Dataset content >>
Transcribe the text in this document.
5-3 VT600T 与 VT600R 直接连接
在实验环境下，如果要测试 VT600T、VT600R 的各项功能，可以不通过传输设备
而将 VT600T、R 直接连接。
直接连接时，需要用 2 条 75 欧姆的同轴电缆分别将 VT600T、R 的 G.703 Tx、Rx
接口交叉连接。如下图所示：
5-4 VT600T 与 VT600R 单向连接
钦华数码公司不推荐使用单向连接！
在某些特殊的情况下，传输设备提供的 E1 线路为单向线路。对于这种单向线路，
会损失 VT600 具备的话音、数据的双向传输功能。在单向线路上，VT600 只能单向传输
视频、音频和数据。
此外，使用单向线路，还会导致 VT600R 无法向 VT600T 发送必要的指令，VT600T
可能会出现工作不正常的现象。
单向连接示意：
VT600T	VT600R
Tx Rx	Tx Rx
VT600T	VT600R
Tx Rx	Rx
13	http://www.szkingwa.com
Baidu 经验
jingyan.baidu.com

Problem details >> The full set of records should be duplicated exactly.

Exercise result >>
Transcribe the text in this document.
5-3 VT600T 与 VT600R 直接连接
在实验环境下，如果要测试 VT600T、VT600R 的各项功能，可以不通过传输设备
而将 VT600T、R 直接连接。
直接连接时，需要用 2 条 75 欧姆的同轴电缆分别将 VT600T、R 的 G.703 Tx、Rx
接口交叉连接。如下图所示：
5-4 VT600T 与 VT600R 单向连接
钦华数码公司不推荐使用单向连接！
在某些特殊的情况下，传输设备提供的 E1 线路为单向线路。对于这种单向线路，
会损失 VT600 具备的话音、数据的双向传输功能。在单向线路上，VT600 只能单向传输
视频、音频和数据。
此外，使用单向线路，还会导致 VT600R 无法向 VT600T 发送必要的指令，VT600T
可能会出现工作不正常的现象。
单向连接示意：
VT600T	VT600R
Tx Rx	Tx Rx
VT600T	VT600R
Tx Rx	Rx
13	http://www.szkingwa.com
Baidu 经验
jingyan.baidu.com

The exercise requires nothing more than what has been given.